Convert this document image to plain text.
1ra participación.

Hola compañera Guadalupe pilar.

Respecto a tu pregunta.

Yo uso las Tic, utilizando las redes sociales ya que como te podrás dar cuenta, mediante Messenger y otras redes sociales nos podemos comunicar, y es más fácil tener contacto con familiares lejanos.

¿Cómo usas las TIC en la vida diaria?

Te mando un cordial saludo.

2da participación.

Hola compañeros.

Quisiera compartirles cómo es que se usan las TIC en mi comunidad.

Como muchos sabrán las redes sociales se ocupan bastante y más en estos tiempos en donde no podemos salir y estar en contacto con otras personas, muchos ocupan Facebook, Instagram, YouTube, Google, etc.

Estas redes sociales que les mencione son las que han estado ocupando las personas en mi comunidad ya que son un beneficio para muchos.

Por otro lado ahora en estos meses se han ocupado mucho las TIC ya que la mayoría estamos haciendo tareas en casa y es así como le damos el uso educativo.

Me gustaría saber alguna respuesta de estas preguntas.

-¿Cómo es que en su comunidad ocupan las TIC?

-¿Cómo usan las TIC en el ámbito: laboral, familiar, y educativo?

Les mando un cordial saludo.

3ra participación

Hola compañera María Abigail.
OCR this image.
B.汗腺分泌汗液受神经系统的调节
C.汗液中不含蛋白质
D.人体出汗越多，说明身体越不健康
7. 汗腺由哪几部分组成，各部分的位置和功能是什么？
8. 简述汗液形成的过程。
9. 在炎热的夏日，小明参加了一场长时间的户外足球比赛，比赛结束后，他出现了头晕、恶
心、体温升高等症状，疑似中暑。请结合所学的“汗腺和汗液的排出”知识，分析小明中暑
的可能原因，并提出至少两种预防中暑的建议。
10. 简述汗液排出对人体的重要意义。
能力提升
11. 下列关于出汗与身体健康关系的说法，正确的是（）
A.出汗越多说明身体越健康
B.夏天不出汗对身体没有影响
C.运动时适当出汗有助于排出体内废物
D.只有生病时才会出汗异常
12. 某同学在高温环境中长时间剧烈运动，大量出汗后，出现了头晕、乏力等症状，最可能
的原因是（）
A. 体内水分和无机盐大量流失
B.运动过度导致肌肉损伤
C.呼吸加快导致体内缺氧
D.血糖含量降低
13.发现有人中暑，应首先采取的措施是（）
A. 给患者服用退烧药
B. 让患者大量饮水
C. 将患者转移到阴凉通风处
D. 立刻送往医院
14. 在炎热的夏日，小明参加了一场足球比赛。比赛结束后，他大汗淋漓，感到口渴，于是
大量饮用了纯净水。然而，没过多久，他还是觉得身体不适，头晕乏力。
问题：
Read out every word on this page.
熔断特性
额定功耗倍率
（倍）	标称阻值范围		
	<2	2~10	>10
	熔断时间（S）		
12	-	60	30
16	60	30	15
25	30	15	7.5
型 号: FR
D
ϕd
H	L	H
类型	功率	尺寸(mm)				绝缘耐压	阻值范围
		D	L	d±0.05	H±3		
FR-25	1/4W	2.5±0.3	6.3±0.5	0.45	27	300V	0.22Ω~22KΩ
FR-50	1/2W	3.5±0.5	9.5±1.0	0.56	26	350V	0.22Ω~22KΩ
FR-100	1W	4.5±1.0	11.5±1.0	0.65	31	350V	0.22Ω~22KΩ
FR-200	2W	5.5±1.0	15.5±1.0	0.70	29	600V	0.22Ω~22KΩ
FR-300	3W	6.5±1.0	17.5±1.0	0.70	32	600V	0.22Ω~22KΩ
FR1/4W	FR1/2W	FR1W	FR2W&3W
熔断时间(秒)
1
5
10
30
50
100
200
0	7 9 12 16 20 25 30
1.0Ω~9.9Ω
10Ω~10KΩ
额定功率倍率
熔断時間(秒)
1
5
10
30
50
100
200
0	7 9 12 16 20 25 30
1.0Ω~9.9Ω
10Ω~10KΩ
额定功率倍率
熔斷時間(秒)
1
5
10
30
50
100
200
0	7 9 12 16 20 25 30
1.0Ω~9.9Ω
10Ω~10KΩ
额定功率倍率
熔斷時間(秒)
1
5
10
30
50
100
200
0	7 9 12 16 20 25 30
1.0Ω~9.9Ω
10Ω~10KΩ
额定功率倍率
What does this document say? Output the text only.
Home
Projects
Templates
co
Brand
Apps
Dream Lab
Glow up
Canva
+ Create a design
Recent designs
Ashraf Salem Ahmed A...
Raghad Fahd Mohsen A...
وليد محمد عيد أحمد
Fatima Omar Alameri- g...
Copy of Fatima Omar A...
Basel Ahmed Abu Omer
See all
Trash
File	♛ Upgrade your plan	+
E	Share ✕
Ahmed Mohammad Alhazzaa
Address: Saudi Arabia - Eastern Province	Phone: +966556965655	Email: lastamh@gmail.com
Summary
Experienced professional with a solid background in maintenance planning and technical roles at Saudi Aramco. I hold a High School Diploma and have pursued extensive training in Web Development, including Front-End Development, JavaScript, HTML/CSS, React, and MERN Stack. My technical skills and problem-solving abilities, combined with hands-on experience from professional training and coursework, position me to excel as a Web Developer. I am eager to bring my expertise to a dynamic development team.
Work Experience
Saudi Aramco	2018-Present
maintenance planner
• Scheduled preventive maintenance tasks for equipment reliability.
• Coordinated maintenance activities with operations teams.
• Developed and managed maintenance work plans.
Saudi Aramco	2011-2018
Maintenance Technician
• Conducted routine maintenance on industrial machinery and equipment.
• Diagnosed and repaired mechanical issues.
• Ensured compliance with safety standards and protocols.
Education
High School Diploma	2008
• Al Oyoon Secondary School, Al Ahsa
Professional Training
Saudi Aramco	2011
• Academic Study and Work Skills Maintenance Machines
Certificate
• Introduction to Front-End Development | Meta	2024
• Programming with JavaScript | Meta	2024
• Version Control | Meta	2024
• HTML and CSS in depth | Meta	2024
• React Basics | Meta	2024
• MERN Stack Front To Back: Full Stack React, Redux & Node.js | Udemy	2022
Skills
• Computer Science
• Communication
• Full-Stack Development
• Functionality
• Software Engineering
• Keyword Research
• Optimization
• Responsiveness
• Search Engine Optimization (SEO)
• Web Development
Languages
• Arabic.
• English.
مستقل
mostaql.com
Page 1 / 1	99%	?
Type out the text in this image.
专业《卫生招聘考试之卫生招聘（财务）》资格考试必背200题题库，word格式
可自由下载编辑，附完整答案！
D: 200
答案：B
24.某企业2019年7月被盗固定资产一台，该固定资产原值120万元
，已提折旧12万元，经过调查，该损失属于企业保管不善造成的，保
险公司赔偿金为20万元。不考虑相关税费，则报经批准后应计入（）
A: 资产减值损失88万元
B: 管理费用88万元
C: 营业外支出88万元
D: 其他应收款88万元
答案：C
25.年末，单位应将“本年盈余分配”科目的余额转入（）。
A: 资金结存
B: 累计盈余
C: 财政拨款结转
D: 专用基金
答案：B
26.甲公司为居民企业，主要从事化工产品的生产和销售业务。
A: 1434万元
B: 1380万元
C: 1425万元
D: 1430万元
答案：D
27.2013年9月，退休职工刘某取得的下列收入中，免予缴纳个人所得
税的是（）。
*-*-*
• What is needed:
Find each line with the string "Diploma" and copy it out.

• The answer:
Experienced professional with a solid background in maintenance planning and technical roles at Saudi Aramco. I hold a High School Diploma and have pursued extensive training in Web Development, including Front-End Development, JavaScript, HTML/CSS, React, and MERN Stack. My technical skills and problem-solving abilities, combined with hands-on experience from professional training and coursework, position me to excel as a Web Developer. I am eager to bring my expertise to a dynamic development team.
High School Diploma	2008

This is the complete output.